### Goal of the exercise
In the blog post on the UK cabinet reshuffle, who created the Business Energy and Industrial Strategy department, and in what year?

### Source extract
As covered in last week’s blog, UK Prime Minister Rishi Sunak has reshuffled his cabinet and split the business energy and industrial strategy department in two. What does all this mean? Is it window dressing and intra-government manoeuvring or a necessary reset? Marc Hudson takes a deep dive.
BEIS is dead! Long live the EsNZ! In an announcement last week, Rishi Sunak, currently the UK Prime Minister, reshuffled his cabinet and also rearranged some big government departments.
The big item, for energy and climate people, is that the Business Energy and Industrial Strategy department – created by Theresa May when she became prime minister in 2016 – was no more. BEIS had been created by an amalgamation of the Department of Energy and Climate Change (set up by the Brown government in the heady pre-Copenhagen climate talk days, during that the cautious but intoxicating optimism of the Climate Change Act) and the Department of Business Innovation and Skills which was a successor to the long lived Department of Trade and Industry.
DECC and BIS had collaborated and co-ordinated on a couple of interesting projects, including “road maps” (without drivers, or fuel or vehicles – just the ‘map’) at what UK industry could do around industrial decarbonisation and energy efficiency (answer – a bit of process changing, fuel switching and a lot of carbon capture and storage).
BEIS’ never-ending turf war with the Treasury
At the time of BEIS’ creation, environmentalists feared that the environment and climate change aspects would be lost within a mega department. This proved not to be the case under the leadership of Greg Clark and with ministers like Nick Hurd and Claire Perry. Issues like carbon capture and storage were picked out of the circular file where Cameron and Osborn had tossed them, and – within the broader industrial strategy – sort of prospered however (see this blog on Sussex Energy Group’s site for the CCS story).
But BEIS had already lost a part of the never-ending turf war with the Treasury when its industrial strategy was replaced with a more anodyne Build Back Better document last year.
It’s of course too early to tell what all this means, though wags will doubtless talk about re-arranging the DECC-chairs. It will depend on many other factors. No doubt across Whitehall and Westminster (unmitigated) midnight oil is being burnt by politicians, trade associations, ambitious (and/or exhausted) civil servants, and lobbying companies, all of them trying to figure out the new organigrams and understand where old friends and enemies now sit, how that might affect their particular personal and sectoral interests and which levers and buttons now need pushing.
Joined-up thinking is still in short supply
Whether policymaking and decisions about implementing existing policies suffer a short pause or longer turbulence remains to be seen. There have recently been repeated warnings (more like pleadings in their tone, tbh) about the need for quicker joined up thinking and doing, from outgoing MP Chris Skidmore, chair of a net zero review. And just last week five energy associations (including Renewables UK and the Nuclear Industry Association) wrote a “please help” letter to Chancellor Jeremy Hunt (see a very good account by journalist Sarah George, writing for the indispensable edie.net).

### Entries
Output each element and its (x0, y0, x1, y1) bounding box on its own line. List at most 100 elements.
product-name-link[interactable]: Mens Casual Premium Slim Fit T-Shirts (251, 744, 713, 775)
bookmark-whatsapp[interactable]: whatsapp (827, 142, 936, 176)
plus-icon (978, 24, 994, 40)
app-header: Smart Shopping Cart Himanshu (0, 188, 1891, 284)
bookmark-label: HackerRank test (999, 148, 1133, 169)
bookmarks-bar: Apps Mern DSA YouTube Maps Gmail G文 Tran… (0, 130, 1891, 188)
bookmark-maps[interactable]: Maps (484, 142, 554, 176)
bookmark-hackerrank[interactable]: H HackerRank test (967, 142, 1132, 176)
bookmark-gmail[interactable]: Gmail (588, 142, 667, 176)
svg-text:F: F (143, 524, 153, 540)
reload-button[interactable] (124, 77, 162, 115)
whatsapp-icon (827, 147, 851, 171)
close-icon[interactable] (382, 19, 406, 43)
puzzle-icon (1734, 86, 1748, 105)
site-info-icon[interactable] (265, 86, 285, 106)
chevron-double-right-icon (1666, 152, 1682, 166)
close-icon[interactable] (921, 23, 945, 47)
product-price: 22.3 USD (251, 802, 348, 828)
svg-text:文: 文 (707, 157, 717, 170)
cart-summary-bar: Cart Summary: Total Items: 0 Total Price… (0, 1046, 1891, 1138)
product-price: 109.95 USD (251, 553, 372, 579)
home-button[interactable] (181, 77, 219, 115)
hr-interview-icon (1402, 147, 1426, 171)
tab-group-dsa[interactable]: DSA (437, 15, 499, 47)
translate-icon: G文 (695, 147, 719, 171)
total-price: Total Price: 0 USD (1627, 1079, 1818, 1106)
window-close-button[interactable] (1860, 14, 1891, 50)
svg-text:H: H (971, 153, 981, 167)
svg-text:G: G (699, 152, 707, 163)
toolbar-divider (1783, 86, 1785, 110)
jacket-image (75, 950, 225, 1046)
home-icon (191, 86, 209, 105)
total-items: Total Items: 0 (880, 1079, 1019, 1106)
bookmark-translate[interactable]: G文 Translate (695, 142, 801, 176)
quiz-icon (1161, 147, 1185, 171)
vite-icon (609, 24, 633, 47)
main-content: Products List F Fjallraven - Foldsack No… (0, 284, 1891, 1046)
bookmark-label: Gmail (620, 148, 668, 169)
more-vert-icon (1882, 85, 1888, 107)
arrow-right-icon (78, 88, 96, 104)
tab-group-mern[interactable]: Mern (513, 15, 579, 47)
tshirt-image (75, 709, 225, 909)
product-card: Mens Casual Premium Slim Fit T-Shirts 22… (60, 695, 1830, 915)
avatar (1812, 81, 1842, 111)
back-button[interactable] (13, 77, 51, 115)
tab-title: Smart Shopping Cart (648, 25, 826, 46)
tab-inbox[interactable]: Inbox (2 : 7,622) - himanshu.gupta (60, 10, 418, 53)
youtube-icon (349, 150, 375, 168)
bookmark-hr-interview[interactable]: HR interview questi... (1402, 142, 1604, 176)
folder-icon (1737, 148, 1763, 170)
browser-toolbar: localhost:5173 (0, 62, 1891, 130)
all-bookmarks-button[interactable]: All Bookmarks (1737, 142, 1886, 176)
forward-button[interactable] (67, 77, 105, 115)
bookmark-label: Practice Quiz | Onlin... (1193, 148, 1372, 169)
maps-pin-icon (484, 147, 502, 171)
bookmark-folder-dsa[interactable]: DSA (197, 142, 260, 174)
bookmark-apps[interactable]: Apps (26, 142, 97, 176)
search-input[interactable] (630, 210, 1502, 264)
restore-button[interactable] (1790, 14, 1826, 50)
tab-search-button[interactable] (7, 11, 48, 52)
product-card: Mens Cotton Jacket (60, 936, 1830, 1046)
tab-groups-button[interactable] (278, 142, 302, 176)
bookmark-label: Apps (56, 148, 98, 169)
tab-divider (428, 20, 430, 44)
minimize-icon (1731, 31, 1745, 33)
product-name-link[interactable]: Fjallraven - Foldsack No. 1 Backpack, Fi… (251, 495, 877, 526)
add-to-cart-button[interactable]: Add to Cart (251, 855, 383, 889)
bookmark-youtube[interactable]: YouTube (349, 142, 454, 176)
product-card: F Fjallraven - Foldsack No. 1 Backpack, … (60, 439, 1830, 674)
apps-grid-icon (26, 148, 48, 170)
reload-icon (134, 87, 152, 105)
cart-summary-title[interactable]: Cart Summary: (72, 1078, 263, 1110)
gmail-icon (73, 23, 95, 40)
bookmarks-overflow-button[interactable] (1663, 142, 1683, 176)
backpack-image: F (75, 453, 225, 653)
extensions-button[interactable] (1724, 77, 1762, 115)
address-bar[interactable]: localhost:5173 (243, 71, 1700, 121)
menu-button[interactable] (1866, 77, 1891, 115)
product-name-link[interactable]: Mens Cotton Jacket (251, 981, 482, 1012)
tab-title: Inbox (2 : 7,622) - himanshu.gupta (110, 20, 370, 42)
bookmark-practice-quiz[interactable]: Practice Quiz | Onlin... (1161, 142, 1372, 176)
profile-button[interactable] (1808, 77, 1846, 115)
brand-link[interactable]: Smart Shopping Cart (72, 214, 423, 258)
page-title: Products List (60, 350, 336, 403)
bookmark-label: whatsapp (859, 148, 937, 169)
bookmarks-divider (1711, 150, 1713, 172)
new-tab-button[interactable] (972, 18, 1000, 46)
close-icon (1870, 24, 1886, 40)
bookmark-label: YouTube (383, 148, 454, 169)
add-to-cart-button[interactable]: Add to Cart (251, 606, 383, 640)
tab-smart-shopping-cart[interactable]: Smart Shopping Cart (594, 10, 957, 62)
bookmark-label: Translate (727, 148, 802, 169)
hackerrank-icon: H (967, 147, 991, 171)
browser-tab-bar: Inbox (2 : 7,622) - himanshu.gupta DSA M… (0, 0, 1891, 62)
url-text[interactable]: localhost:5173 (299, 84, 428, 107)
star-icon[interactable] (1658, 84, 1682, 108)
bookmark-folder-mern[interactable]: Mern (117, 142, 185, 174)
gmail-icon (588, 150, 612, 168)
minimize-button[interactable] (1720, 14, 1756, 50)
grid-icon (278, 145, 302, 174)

### Complete response
Theresa May created it in 2016, when she became prime minister.